======== Records supplied ========

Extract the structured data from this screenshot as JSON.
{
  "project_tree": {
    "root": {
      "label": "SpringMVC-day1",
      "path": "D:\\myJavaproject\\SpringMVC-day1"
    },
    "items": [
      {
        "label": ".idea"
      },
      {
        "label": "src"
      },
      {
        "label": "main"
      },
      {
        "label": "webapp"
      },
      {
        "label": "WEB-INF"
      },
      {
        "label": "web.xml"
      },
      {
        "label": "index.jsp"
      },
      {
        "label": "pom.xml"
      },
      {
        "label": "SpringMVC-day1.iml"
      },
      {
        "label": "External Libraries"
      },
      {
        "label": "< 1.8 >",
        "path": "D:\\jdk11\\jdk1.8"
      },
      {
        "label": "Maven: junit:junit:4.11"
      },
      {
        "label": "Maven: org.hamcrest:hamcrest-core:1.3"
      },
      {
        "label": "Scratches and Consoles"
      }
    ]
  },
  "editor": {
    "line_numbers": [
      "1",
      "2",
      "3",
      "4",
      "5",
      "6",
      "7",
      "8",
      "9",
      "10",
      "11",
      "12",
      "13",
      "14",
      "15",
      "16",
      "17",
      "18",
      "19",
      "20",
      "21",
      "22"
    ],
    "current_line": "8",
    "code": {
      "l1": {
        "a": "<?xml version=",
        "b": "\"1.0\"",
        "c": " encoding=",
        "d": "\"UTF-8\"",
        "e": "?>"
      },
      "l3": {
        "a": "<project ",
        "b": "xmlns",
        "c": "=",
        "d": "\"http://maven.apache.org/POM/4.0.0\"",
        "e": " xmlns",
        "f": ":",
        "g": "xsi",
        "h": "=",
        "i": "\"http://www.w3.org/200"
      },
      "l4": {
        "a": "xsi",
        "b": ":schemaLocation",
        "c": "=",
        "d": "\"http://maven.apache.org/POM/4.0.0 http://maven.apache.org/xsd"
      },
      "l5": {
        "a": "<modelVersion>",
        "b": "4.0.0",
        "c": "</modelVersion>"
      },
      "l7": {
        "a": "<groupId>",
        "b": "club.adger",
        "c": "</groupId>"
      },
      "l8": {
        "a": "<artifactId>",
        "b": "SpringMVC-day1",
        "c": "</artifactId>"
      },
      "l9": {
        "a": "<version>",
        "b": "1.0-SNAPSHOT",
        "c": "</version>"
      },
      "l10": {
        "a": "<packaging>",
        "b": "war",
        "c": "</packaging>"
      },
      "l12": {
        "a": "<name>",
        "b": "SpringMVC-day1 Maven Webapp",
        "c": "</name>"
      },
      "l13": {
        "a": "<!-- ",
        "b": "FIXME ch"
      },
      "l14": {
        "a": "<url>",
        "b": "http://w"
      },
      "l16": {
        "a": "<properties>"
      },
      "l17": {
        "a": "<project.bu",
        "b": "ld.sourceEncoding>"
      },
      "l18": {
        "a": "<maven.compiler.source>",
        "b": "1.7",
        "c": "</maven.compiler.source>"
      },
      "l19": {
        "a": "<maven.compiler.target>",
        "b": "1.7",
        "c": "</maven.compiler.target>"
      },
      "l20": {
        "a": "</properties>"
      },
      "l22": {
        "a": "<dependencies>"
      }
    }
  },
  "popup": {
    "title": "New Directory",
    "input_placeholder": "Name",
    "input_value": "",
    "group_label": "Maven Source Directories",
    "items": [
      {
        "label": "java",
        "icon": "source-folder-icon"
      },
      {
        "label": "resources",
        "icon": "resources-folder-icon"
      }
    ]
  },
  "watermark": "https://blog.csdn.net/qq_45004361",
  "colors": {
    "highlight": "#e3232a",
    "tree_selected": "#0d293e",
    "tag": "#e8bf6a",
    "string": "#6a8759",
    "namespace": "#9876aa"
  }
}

========

▸ **Directions**: Copy out the full set of records precisely, leaving nothing out.

▸ **Result of the task**:
Extract the structured data from this screenshot as JSON.
{
  "project_tree": {
    "root": {
      "label": "SpringMVC-day1",
      "path": "D:\\myJavaproject\\SpringMVC-day1"
    },
    "items": [
      {
        "label": ".idea"
      },
      {
        "label": "src"
      },
      {
        "label": "main"
      },
      {
        "label": "webapp"
      },
      {
        "label": "WEB-INF"
      },
      {
        "label": "web.xml"
      },
      {
        "label": "index.jsp"
      },
      {
        "label": "pom.xml"
      },
      {
        "label": "SpringMVC-day1.iml"
      },
      {
        "label": "External Libraries"
      },
      {
        "label": "< 1.8 >",
        "path": "D:\\jdk11\\jdk1.8"
      },
      {
        "label": "Maven: junit:junit:4.11"
      },
      {
        "label": "Maven: org.hamcrest:hamcrest-core:1.3"
      },
      {
        "label": "Scratches and Consoles"
      }
    ]
  },
  "editor": {
    "line_numbers": [
      "1",
      "2",
      "3",
      "4",
      "5",
      "6",
      "7",
      "8",
      "9",
      "10",
      "11",
      "12",
      "13",
      "14",
      "15",
      "16",
      "17",
      "18",
      "19",
      "20",
      "21",
      "22"
    ],
    "current_line": "8",
    "code": {
      "l1": {
        "a": "<?xml version=",
        "b": "\"1.0\"",
        "c": " encoding=",
        "d": "\"UTF-8\"",
        "e": "?>"
      },
      "l3": {
        "a": "<project ",
        "b": "xmlns",
        "c": "=",
        "d": "\"http://maven.apache.org/POM/4.0.0\"",
        "e": " xmlns",
        "f": ":",
        "g": "xsi",
        "h": "=",
        "i": "\"http://www.w3.org/200"
      },
      "l4": {
        "a": "xsi",
        "b": ":schemaLocation",
        "c": "=",
        "d": "\"http://maven.apache.org/POM/4.0.0 http://maven.apache.org/xsd"
      },
      "l5": {
        "a": "<modelVersion>",
        "b": "4.0.0",
        "c": "</modelVersion>"
      },
      "l7": {
        "a": "<groupId>",
        "b": "club.adger",
        "c": "</groupId>"
      },
      "l8": {
        "a": "<artifactId>",
        "b": "SpringMVC-day1",
        "c": "</artifactId>"
      },
      "l9": {
        "a": "<version>",
        "b": "1.0-SNAPSHOT",
        "c": "</version>"
      },
      "l10": {
        "a": "<packaging>",
        "b": "war",
        "c": "</packaging>"
      },
      "l12": {
        "a": "<name>",
        "b": "SpringMVC-day1 Maven Webapp",
        "c": "</name>"
      },
      "l13": {
        "a": "<!-- ",
        "b": "FIXME ch"
      },
      "l14": {
        "a": "<url>",
        "b": "http://w"
      },
      "l16": {
        "a": "<properties>"
      },
      "l17": {
        "a": "<project.bu",
        "b": "ld.sourceEncoding>"
      },
      "l18": {
        "a": "<maven.compiler.source>",
        "b": "1.7",
        "c": "</maven.compiler.source>"
      },
      "l19": {
        "a": "<maven.compiler.target>",
        "b": "1.7",
        "c": "</maven.compiler.target>"
      },
      "l20": {
        "a": "</properties>"
      },
      "l22": {
        "a": "<dependencies>"
      }
    }
  },
  "popup": {
    "title": "New Directory",
    "input_placeholder": "Name",
    "input_value": "",
    "group_label": "Maven Source Directories",
    "items": [
      {
        "label": "java",
        "icon": "source-folder-icon"
      },
      {
        "label": "resources",
        "icon": "resources-folder-icon"
      }
    ]
  },
  "watermark": "https://blog.csdn.net/qq_45004361",
  "colors": {
    "highlight": "#e3232a",
    "tree_selected": "#0d293e",
    "tag": "#e8bf6a",
    "string": "#6a8759",
    "namespace": "#9876aa"
  }
}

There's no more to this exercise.